Requirements:
Repeat the data that follows, word for word, without the images.

Recorded information:

------------------------------------------------------------

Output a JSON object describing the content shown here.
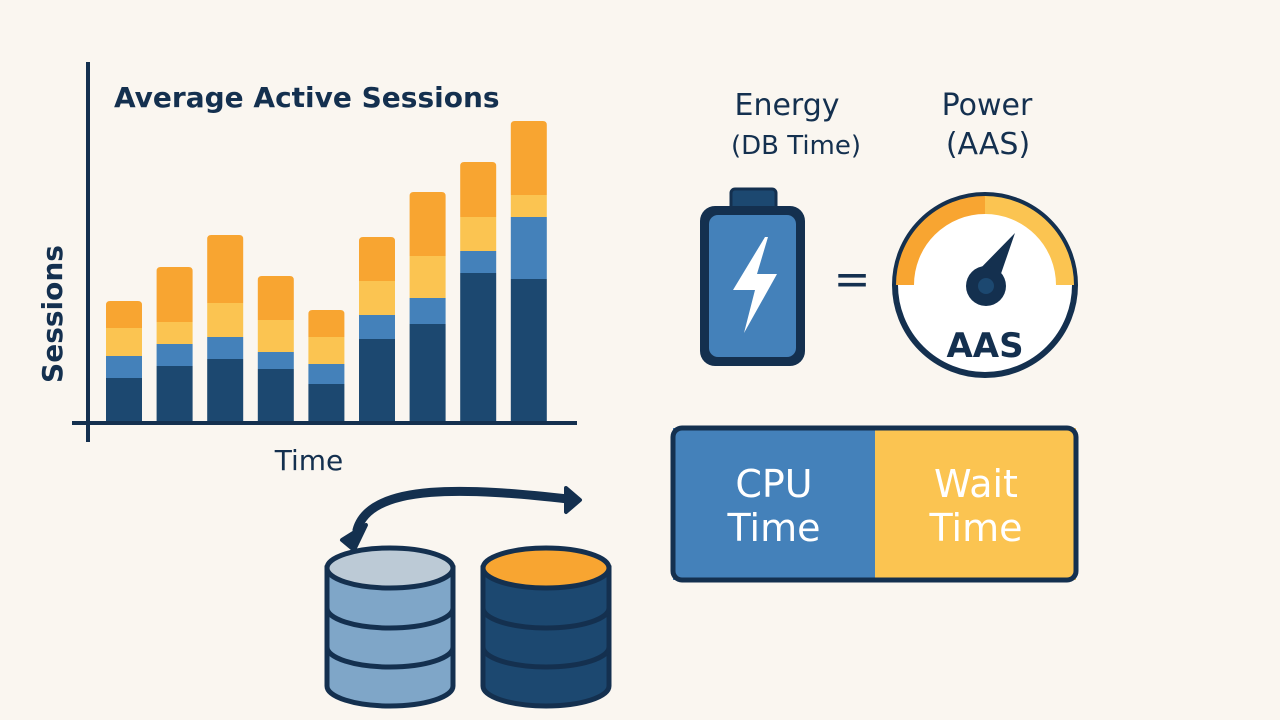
{
  "chart_data": {
    "type": "bar",
    "stacked": true,
    "title": "Average Active Sessions",
    "xlabel": "Time",
    "ylabel": "Sessions",
    "axis_tick_labels": false,
    "categories": [
      "",
      "",
      "",
      "",
      "",
      "",
      "",
      "",
      ""
    ],
    "series": [
      {
        "values": [
          43,
          55,
          62,
          52,
          37,
          82,
          97,
          148,
          142
        ]
      },
      {
        "values": [
          22,
          22,
          22,
          17,
          20,
          24,
          26,
          22,
          62
        ]
      },
      {
        "values": [
          28,
          22,
          34,
          32,
          27,
          34,
          42,
          34,
          22
        ]
      },
      {
        "values": [
          27,
          55,
          68,
          44,
          27,
          44,
          64,
          55,
          74
        ]
      }
    ],
    "colors": [
      "#1c4870",
      "#4481ba",
      "#fbc451",
      "#f8a531"
    ],
    "ylim": [
      0,
      300
    ]
  },
  "energy": {
    "title": "Energy",
    "subtitle": "(DB Time)"
  },
  "power": {
    "title": "Power",
    "subtitle": "(AAS)",
    "gauge_label": "AAS"
  },
  "equals": "=",
  "db_time_bar": {
    "cpu_line1": "CPU",
    "cpu_line2": "Time",
    "wait_line1": "Wait",
    "wait_line2": "Time"
  },
  "palette": {
    "navy": "#14304f",
    "dark_blue": "#1c4870",
    "blue": "#4481ba",
    "yellow": "#fbc451",
    "orange": "#f8a531",
    "light_blue": "#7fa6c8",
    "background": "#faf6f0"
  },
  "icons": [
    "battery-icon",
    "lightning-bolt-icon",
    "gauge-icon",
    "database-icon",
    "swap-arrow-icon"
  ]
}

------------------------------------------------------------

Problem solution:
Output a JSON object describing the content shown here.
{
  "chart_data": {
    "type": "bar",
    "stacked": true,
    "title": "Average Active Sessions",
    "xlabel": "Time",
    "ylabel": "Sessions",
    "axis_tick_labels": false,
    "categories": [
      "",
      "",
      "",
      "",
      "",
      "",
      "",
      "",
      ""
    ],
    "series": [
      {
        "values": [
          43,
          55,
          62,
          52,
          37,
          82,
          97,
          148,
          142
        ]
      },
      {
        "values": [
          22,
          22,
          22,
          17,
          20,
          24,
          26,
          22,
          62
        ]
      },
      {
        "values": [
          28,
          22,
          34,
          32,
          27,
          34,
          42,
          34,
          22
        ]
      },
      {
        "values": [
          27,
          55,
          68,
          44,
          27,
          44,
          64,
          55,
          74
        ]
      }
    ],
    "colors": [
      "#1c4870",
      "#4481ba",
      "#fbc451",
      "#f8a531"
    ],
    "ylim": [
      0,
      300
    ]
  },
  "energy": {
    "title": "Energy",
    "subtitle": "(DB Time)"
  },
  "power": {
    "title": "Power",
    "subtitle": "(AAS)",
    "gauge_label": "AAS"
  },
  "equals": "=",
  "db_time_bar": {
    "cpu_line1": "CPU",
    "cpu_line2": "Time",
    "wait_line1": "Wait",
    "wait_line2": "Time"
  },
  "palette": {
    "navy": "#14304f",
    "dark_blue": "#1c4870",
    "blue": "#4481ba",
    "yellow": "#fbc451",
    "orange": "#f8a531",
    "light_blue": "#7fa6c8",
    "background": "#faf6f0"
  },
  "icons": [
    "battery-icon",
    "lightning-bolt-icon",
    "gauge-icon",
    "database-icon",
    "swap-arrow-icon"
  ]
}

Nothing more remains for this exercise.